## Passage shown
Saturday, February 13, 2010

ISTE SIGMS Free Webinar - Peer Coaching Coast to Coast

Have you been wondering what Peer Coaching is all about? Looking for a way to engage in meaningful professional growth and leadership that will support you in transforming your classroom into a 21st century learning space? Come join the next FREE ISTE SIGMS webinar on Wednesday, February 17th at 8 pm E.S.T.
Hear how Florida's Broward County Schools empower district media specialists to create dynamic and vibrant 21st century media programs that engage learners as producers of information and creators of innovation. Discover how teachers from Arizona's Isaac School District collaborate to promote best practices for lesson improvement and technology infusion. Learn about available resources to build your own Peer Coaching Program that develops coaching skills, builds teacher leaders, and adds value to existing district and/or school initiatives.

You do not need to be a member of ISTE to attend the webinar.


I know that this is going to be a very inspiring and informative presentation. Last summer I had the pleasure of working with Michele Rivera (Broward County), Lynne Oakvik (Broward County) and Shelee King George, EdLab Group. We were part of the team that planned the ISTE SIGMS Playground at NECC09. They brought their energy and innovative ideas which helped to create a very successful playground. I am looking forward to meeting and learning from Ann Lumm (Issac Elementary School District).

You can check out the presentation information at this wiki: http://peercoach-coast2coast.wikispaces.com/)

To attend the webinar, just use this URL to enter the meeting room: http://montgomery.na4.acrobat.com/SIGMS/. Enter as a guest and type in your first and last name.

To view the previous ISTE SIGMS webinars visit the webinar resource page on the wiki.  Buffy Hamilton presented insightful ideas on "Fighting the Filter" and Gwyneth Jones dazzled us with "Library Media Marketing Through Easy Animation."

Monday, February 8, 2010

Book Trailers: Seen Any Good Books Lately? SL presentation with Bernajean Porter

Second Life: AASL-SIGMS Virtual Learning Community
Feb 8:  8pm ET/7pm CT/6pm MT/5pm PT
Guest facilitator:  Bernajean Porter
Book Trailers: Seen Any Good Books Lately?

## Entries supplied
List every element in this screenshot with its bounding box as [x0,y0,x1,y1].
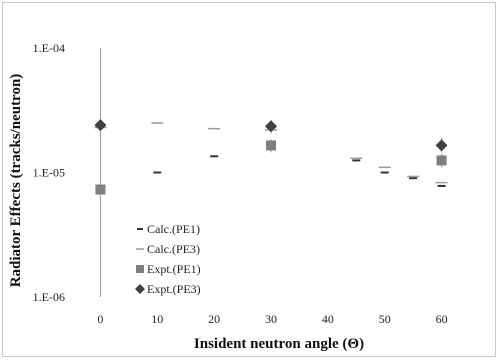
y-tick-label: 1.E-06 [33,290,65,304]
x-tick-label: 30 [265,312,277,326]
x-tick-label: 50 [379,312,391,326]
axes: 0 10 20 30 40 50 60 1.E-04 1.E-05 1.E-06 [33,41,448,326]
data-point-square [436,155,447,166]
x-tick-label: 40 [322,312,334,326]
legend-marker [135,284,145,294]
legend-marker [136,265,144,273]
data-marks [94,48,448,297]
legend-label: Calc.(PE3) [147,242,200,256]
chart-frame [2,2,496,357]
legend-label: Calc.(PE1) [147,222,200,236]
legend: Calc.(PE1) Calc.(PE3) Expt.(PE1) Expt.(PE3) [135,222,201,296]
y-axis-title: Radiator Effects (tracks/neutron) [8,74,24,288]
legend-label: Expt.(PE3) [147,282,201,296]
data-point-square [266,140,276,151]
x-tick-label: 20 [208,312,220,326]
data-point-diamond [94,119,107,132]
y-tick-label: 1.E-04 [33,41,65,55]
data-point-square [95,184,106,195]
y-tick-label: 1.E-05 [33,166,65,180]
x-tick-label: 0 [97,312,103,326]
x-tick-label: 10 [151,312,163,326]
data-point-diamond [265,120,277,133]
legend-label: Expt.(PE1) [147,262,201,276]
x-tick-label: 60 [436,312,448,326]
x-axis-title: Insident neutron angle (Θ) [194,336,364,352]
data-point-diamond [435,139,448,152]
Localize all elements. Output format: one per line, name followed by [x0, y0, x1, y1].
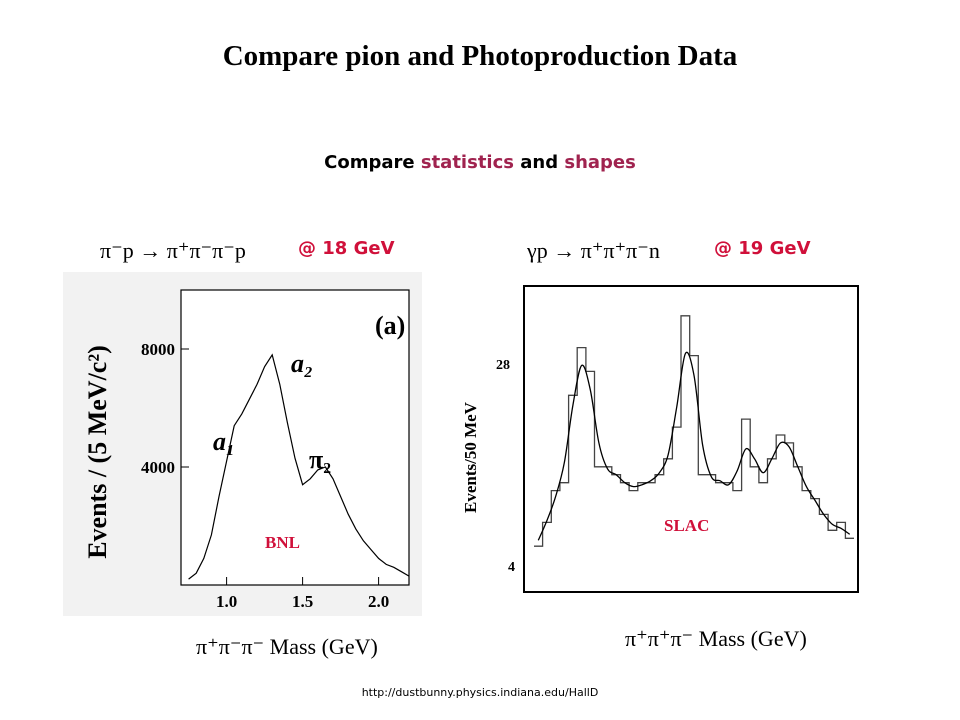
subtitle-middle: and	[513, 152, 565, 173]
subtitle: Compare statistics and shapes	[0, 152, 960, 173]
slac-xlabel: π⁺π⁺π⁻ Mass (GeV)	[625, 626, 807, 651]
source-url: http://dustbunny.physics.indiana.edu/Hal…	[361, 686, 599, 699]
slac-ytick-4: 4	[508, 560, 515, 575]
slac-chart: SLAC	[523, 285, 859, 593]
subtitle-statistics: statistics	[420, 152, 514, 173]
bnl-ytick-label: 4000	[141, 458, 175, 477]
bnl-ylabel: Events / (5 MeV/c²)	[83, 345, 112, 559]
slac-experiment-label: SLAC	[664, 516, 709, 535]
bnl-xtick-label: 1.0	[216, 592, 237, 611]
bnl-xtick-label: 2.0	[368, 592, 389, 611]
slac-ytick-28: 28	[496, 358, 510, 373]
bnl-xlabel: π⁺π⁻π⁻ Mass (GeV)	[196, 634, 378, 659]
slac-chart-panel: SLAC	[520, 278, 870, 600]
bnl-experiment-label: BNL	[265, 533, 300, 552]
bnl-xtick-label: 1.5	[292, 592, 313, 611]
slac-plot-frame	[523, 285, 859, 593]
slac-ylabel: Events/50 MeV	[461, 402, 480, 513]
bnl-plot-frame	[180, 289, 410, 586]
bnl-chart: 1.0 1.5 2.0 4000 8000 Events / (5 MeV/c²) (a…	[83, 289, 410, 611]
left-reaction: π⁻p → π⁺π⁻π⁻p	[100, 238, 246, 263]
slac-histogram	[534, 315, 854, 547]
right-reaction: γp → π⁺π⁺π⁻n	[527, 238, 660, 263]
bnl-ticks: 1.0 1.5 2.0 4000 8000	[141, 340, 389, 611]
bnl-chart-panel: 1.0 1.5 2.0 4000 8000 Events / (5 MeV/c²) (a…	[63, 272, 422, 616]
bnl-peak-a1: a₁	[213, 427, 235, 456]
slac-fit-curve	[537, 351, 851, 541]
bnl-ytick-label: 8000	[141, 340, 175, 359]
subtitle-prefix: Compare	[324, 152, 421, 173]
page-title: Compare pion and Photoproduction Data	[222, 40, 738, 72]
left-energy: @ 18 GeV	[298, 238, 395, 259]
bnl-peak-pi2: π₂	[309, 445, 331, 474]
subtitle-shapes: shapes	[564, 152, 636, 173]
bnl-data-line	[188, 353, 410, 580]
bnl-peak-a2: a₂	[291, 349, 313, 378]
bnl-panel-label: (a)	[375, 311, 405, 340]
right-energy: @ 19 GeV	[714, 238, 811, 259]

==

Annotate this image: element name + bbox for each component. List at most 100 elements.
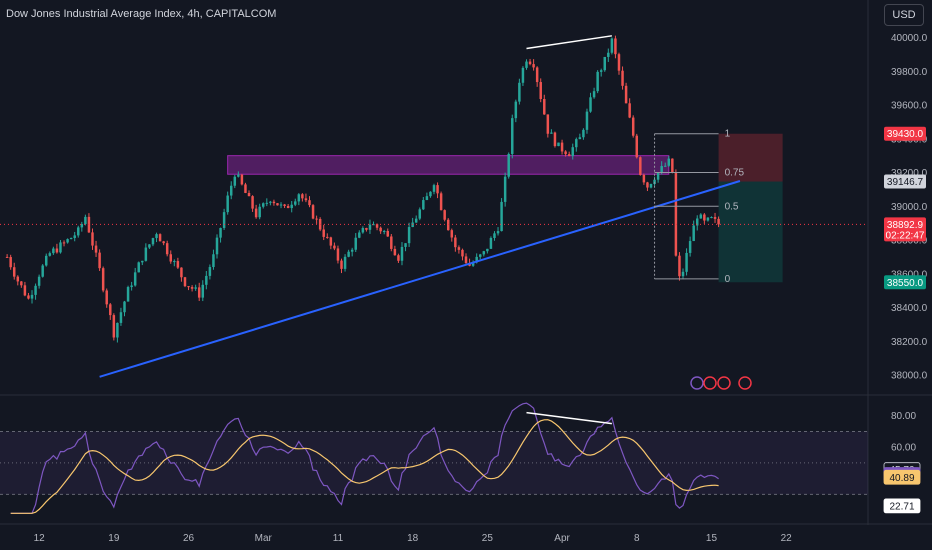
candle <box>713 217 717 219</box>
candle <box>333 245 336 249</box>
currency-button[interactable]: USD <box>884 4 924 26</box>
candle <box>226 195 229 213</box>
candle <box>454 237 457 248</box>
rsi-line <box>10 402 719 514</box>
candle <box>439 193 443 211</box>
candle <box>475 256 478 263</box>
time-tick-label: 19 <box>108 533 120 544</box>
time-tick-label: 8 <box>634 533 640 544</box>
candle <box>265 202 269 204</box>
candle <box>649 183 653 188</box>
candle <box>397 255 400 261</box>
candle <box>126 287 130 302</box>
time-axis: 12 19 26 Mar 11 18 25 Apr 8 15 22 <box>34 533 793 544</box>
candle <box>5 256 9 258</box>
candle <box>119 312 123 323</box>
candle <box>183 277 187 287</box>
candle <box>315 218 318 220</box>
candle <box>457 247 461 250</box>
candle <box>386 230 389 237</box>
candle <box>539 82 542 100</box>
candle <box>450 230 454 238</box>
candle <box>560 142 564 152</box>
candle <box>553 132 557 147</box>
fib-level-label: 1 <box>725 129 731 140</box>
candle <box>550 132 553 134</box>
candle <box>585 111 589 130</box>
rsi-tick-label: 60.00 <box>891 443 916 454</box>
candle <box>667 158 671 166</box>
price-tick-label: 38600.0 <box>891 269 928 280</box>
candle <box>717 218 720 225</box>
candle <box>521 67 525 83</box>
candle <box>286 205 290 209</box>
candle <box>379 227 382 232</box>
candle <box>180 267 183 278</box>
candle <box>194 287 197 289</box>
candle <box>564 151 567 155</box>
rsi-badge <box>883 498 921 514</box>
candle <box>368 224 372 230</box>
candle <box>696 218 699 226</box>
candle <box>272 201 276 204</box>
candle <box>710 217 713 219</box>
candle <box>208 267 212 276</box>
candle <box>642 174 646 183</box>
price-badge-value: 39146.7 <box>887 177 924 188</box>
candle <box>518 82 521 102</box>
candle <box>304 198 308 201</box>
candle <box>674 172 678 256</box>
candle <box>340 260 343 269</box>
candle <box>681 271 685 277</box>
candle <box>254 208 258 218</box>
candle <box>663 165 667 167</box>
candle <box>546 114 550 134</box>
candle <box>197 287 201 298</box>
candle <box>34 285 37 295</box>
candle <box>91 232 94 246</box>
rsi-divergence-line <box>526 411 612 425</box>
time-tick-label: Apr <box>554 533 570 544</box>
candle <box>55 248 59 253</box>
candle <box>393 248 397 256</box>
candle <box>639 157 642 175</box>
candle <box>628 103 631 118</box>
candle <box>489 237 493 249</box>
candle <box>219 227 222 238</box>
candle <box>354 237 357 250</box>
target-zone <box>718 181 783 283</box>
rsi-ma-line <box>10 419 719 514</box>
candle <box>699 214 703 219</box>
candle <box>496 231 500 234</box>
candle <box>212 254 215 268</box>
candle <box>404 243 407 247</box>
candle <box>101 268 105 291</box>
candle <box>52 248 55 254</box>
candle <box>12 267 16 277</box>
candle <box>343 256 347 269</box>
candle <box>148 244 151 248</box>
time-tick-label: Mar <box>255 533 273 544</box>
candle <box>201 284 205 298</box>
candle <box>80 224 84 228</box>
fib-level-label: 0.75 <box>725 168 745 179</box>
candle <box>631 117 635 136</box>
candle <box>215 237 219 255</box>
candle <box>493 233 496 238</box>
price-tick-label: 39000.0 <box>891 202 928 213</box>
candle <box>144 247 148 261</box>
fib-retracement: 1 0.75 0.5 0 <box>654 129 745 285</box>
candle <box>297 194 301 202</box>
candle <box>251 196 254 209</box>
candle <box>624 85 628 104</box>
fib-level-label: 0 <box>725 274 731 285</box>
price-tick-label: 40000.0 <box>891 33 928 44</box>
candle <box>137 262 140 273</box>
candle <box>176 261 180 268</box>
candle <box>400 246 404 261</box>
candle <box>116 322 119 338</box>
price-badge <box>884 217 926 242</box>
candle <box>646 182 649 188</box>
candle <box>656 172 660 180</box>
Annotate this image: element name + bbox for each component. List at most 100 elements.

## Exercise task 1
Answer these questions from the blog page:
(a) On what day and at what time is the Peer Coaching webinar scheduled?
(b) Which Arizona school district's teachers are mentioned as collaborating on lesson improvement?
(c) Who is named as guest facilitator for the book trailers session?
## Exercise task 2
Please reproduce verbatim the part of the blog page between "I know that" and "and last name.", inclusive.
## Exercise task 3
Rewrite the paragraph of the blog page that begins "Hear how Florida's Broward County Schools" as a short bulleted list that keeps its main facts.
The entries aren't needed for any of this work.

## Problem solution 1
(a) Wednesday, February 17th at 8 pm E.S.T.
(b) Isaac School District
(c) Bernajean Porter

## Problem solution 2
I know that this is going to be a very inspiring and informative presentation. Last summer I had the pleasure of working with Michele Rivera (Broward County), Lynne Oakvik (Broward County) and Shelee King George, EdLab Group. We were part of the team that planned the ISTE SIGMS Playground at NECC09. They brought their energy and innovative ideas which helped to create a very successful playground. I am looking forward to meeting and learning from Ann Lumm (Issac Elementary School District).

You can check out the presentation information at this wiki: http://peercoach-coast2coast.wikispaces.com/)

To attend the webinar, just use this URL to enter the meeting room: http://montgomery.na4.acrobat.com/SIGMS/. Enter as a guest and type in your first and last name.

## Problem solution 3
- Florida's Broward County Schools empower district media specialists to build 21st century media programs where learners produce information and create innovation.
- Teachers from Arizona's Isaac School District collaborate to promote best practices for lesson improvement and technology infusion.
- Resources are available to build a Peer Coaching Program that develops coaching skills, builds teacher leaders, and adds value to existing district or school initiatives.